## EXERCISE MATERIAL
◆ ◆ ◆ ◆ ◆ ◆ ◆

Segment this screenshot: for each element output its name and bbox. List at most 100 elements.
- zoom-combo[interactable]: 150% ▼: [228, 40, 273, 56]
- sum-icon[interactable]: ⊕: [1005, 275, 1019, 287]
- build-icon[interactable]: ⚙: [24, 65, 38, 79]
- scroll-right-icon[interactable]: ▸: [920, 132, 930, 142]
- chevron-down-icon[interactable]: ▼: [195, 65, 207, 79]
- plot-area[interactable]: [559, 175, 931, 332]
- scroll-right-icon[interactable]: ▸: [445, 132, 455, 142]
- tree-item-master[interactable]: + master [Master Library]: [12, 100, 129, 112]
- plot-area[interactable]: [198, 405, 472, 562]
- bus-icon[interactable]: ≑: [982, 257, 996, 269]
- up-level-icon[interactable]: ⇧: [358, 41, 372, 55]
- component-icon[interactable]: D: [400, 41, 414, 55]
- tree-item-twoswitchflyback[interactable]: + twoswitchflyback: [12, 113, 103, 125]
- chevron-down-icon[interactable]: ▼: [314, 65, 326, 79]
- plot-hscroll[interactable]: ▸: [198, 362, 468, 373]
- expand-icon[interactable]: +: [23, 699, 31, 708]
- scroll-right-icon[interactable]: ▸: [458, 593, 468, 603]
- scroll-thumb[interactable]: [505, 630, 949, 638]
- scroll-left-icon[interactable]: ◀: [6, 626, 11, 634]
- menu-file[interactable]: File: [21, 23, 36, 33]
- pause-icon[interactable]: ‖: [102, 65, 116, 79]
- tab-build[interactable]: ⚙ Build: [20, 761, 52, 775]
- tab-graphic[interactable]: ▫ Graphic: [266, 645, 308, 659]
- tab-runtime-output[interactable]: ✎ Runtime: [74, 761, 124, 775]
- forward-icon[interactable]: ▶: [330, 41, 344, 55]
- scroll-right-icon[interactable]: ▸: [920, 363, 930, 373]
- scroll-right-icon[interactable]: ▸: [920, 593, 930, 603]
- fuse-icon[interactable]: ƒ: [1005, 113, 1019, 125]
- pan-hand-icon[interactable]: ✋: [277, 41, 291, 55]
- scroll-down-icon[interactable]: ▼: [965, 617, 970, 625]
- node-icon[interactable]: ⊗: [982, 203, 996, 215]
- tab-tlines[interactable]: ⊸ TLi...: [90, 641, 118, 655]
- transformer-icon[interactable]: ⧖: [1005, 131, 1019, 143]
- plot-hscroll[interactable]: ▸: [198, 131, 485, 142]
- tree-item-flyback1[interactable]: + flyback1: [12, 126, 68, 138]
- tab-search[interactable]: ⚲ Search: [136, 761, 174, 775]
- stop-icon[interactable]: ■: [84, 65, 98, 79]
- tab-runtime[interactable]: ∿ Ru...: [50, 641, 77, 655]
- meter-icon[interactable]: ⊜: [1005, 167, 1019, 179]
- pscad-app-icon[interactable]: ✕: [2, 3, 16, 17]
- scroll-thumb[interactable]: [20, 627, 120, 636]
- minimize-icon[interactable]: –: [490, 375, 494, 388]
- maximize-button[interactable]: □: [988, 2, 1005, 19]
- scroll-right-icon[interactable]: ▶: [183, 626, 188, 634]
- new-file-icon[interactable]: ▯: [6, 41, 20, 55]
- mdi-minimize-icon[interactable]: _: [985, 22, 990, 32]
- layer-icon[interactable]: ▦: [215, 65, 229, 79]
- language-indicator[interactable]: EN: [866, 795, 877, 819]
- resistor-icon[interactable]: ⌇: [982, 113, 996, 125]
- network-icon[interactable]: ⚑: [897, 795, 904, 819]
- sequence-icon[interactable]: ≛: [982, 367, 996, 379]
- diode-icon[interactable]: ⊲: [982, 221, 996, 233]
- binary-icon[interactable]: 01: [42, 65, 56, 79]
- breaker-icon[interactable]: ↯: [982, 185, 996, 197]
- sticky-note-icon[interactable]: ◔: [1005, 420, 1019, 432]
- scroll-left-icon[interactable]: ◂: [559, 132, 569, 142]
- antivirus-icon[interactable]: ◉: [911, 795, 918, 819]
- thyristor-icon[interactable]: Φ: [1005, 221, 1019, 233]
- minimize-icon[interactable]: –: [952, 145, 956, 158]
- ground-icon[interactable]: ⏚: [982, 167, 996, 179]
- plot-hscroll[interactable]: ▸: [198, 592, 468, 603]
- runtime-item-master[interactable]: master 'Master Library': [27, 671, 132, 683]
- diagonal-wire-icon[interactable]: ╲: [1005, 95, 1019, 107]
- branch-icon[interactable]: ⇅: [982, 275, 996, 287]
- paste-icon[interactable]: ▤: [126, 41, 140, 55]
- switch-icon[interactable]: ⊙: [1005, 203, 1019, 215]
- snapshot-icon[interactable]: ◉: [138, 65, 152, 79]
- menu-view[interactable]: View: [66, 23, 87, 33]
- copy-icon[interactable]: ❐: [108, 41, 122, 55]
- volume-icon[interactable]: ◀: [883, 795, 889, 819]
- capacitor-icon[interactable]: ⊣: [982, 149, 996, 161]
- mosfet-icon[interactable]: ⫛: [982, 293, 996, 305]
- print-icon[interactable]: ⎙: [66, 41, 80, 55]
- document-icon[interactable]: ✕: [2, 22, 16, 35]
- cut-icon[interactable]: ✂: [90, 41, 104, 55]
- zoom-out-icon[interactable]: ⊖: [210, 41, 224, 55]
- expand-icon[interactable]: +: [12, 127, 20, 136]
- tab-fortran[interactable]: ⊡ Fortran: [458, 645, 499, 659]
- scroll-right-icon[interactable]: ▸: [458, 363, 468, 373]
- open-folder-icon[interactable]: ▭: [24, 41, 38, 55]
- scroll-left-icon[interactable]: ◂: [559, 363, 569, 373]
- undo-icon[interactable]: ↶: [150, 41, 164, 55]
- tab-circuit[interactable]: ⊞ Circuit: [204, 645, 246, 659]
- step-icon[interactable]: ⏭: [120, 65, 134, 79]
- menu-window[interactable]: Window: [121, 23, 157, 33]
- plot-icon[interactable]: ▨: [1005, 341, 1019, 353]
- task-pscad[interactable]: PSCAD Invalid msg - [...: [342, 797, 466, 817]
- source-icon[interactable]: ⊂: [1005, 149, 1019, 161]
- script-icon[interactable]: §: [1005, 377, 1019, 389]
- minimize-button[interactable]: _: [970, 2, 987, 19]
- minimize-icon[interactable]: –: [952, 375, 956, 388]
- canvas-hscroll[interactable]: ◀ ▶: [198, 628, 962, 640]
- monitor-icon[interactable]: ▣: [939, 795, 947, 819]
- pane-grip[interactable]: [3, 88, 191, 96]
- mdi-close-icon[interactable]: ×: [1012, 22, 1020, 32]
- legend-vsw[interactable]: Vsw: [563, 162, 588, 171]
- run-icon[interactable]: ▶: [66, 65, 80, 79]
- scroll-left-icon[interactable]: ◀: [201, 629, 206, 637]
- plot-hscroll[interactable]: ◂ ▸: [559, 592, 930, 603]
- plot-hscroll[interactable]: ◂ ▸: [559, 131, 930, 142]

◆ ◆ ◆ ◆ ◆ ◆ ◆

Search the data for "expand". Copy every matching line.

## REPLY TO THE TASK
- expand-icon[interactable]: +: [23, 699, 31, 708]
- expand-icon[interactable]: +: [12, 127, 20, 136]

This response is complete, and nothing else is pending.